[Records]

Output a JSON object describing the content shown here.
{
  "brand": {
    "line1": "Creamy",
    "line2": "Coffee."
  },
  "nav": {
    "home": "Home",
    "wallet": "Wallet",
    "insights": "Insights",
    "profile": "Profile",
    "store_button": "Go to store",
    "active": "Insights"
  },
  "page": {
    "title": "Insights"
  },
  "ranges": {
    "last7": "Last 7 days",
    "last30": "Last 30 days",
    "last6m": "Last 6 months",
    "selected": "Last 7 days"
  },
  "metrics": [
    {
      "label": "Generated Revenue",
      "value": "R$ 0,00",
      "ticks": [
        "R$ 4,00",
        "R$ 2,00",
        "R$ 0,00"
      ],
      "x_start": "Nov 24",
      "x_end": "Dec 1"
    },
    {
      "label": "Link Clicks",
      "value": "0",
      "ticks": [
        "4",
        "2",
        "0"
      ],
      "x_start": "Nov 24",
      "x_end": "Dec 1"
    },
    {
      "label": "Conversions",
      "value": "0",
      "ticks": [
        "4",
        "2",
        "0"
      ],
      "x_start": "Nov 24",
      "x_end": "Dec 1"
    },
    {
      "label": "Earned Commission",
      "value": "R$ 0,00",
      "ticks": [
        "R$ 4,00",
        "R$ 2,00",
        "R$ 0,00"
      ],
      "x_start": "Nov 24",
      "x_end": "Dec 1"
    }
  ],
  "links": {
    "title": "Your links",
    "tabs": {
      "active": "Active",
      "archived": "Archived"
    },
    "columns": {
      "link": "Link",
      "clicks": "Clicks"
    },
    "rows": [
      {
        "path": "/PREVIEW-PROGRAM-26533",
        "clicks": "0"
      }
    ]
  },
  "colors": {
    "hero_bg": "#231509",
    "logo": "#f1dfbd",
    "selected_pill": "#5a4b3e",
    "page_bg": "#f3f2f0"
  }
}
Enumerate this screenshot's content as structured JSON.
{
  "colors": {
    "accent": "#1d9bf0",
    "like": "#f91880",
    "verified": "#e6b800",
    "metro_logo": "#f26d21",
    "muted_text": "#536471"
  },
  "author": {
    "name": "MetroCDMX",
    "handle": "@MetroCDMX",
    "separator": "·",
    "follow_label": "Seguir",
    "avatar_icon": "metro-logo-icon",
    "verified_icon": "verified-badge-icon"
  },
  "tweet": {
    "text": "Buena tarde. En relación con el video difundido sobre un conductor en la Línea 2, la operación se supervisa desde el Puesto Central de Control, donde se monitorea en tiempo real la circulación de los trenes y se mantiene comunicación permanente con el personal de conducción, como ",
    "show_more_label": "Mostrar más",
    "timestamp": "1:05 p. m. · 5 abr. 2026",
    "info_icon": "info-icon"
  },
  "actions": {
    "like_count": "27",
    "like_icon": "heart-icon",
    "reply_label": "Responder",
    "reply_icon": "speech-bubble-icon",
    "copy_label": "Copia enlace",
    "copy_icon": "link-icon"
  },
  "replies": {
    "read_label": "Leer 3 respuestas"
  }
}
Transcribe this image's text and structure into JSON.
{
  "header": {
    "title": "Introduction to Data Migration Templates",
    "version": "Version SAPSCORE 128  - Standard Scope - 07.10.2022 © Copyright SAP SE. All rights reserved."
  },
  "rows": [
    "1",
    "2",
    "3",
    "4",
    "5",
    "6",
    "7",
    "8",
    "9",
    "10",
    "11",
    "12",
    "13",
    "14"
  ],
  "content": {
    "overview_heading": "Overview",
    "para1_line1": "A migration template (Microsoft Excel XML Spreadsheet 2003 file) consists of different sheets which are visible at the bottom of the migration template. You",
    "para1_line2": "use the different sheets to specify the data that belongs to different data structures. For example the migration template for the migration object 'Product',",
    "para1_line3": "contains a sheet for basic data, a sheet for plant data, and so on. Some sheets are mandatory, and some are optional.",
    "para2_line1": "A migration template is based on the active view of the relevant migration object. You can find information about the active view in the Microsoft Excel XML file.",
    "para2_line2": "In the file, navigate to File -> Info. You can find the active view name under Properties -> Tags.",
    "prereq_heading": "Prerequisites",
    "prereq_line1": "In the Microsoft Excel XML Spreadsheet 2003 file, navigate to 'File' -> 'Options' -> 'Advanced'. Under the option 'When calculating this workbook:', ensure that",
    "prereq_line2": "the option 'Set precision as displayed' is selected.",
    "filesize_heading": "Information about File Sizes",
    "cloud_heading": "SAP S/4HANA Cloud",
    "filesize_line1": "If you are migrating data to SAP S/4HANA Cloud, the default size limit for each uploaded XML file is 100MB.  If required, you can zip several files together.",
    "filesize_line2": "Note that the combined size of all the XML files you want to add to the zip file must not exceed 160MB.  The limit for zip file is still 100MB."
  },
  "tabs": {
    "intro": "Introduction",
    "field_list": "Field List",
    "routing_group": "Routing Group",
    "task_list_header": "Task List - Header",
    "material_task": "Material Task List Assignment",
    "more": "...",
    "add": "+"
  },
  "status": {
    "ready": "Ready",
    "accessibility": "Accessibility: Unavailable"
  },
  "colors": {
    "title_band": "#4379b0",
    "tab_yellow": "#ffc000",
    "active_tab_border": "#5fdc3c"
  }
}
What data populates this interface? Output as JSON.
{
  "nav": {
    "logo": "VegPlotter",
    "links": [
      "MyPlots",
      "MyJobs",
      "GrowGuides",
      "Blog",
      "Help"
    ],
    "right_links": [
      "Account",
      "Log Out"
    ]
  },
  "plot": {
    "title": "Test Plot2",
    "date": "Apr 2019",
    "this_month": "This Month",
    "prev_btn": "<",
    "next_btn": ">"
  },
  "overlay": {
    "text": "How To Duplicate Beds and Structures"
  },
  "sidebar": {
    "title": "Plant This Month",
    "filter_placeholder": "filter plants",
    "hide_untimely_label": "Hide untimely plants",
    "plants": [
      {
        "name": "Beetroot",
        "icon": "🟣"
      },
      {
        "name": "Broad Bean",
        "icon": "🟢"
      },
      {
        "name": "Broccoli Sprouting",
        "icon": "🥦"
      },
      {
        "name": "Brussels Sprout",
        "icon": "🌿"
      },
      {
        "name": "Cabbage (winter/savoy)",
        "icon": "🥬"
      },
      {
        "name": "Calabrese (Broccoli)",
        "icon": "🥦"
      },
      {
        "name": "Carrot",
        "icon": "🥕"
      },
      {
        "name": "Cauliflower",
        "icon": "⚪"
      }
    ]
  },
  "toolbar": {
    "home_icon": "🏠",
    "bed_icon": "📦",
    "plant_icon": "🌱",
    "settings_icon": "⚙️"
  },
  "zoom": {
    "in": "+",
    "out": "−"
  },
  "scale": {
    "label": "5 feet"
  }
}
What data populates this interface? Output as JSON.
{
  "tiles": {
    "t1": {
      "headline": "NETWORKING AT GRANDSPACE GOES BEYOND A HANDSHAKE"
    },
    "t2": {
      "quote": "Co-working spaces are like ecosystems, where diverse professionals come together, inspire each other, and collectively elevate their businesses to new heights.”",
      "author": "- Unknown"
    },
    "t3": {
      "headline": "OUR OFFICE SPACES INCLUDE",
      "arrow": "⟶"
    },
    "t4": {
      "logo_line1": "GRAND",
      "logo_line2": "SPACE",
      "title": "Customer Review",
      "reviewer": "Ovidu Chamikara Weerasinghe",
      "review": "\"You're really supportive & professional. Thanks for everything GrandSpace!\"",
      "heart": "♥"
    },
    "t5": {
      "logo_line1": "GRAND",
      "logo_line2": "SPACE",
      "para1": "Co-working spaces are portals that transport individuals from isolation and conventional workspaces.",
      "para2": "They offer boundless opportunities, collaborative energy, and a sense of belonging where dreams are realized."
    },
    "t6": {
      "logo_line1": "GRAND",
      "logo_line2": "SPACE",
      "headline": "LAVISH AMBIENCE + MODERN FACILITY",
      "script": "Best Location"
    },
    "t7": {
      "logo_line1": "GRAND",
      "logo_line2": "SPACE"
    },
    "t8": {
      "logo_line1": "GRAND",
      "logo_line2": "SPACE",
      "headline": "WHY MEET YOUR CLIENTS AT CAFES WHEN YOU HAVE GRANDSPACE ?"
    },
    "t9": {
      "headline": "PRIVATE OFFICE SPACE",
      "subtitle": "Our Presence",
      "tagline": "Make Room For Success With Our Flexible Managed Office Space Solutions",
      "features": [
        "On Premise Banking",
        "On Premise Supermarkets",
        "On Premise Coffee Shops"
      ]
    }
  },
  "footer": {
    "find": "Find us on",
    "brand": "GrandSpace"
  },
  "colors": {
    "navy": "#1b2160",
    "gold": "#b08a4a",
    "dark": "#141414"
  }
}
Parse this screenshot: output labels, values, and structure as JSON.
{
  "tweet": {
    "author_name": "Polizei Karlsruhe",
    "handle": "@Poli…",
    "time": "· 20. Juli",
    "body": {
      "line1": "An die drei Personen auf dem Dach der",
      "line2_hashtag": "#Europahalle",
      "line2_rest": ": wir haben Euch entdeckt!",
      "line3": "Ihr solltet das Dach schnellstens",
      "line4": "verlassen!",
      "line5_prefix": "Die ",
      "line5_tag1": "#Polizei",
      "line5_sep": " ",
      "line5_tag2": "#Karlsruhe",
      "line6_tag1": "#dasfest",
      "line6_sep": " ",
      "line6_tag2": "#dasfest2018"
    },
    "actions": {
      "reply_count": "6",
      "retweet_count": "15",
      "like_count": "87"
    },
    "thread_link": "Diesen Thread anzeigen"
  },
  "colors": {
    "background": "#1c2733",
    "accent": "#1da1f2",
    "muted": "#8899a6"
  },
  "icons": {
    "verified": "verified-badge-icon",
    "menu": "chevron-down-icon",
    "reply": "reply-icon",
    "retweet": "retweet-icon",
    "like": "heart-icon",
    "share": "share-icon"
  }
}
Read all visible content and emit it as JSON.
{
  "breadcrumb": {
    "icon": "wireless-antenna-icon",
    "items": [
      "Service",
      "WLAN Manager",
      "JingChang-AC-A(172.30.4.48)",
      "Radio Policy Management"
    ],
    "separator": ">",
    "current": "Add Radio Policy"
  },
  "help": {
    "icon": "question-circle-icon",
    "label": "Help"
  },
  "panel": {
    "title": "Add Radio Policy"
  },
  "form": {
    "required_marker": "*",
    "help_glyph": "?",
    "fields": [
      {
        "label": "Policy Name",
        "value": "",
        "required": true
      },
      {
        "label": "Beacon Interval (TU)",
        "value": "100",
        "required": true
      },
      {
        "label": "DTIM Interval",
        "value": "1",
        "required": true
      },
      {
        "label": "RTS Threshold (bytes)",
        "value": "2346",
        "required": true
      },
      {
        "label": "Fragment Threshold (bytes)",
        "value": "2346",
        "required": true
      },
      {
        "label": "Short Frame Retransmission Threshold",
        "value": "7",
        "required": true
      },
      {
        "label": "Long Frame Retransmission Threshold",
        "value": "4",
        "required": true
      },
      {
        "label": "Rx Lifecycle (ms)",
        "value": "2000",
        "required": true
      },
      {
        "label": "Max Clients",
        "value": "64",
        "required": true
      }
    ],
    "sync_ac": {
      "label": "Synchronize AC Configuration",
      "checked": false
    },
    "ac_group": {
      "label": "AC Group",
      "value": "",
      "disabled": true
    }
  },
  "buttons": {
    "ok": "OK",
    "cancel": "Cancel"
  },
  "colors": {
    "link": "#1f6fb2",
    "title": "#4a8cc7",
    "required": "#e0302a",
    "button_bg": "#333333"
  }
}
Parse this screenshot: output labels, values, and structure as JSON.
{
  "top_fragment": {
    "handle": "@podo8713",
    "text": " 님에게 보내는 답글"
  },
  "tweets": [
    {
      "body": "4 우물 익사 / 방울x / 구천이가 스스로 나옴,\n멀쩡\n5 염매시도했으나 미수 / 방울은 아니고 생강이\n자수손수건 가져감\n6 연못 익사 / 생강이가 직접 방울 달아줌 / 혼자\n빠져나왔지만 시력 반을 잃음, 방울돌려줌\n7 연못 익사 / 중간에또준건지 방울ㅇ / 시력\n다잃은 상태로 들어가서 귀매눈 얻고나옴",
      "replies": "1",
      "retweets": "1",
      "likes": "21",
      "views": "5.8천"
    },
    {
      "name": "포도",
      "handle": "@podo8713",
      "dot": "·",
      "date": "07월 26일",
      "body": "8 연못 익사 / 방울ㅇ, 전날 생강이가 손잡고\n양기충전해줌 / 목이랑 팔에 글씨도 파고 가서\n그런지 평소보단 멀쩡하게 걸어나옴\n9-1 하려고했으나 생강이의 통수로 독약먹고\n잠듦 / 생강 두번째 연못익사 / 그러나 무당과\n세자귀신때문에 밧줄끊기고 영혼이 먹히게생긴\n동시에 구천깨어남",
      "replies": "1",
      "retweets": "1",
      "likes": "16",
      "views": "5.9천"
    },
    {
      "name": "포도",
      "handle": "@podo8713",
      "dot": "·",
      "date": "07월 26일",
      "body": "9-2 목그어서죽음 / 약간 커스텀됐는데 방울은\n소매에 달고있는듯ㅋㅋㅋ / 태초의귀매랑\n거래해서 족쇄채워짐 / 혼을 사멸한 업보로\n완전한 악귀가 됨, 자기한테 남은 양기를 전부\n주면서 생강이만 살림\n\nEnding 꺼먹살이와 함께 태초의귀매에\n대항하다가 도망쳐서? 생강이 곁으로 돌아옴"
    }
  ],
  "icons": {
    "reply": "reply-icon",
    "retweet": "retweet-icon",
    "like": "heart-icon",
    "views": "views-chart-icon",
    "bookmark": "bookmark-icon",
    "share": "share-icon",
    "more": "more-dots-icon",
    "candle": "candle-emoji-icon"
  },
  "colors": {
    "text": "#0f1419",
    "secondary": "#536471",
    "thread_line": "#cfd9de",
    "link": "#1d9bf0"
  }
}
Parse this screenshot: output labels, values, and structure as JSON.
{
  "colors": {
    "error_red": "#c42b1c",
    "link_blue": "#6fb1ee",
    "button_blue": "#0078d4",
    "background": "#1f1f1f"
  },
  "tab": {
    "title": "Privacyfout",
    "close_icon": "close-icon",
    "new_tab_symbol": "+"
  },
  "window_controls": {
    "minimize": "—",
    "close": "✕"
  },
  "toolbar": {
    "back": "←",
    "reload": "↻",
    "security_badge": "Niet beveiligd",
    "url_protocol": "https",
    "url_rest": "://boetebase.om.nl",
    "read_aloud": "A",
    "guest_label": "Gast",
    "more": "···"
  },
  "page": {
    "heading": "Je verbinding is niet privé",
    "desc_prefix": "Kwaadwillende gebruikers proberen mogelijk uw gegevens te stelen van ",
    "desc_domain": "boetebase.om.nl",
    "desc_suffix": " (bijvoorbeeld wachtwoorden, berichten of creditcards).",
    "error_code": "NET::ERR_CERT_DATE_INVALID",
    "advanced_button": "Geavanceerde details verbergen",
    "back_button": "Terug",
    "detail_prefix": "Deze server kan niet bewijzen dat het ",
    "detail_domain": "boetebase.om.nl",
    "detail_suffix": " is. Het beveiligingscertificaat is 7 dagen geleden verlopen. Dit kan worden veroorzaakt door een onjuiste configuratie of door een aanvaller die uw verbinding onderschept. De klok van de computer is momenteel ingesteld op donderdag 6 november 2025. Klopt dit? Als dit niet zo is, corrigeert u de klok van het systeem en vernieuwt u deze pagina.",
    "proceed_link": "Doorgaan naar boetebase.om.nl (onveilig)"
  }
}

[Written instruction] Looking at the material above, count the lines that hold "views" and give the total alone.

[Exercise answer] 3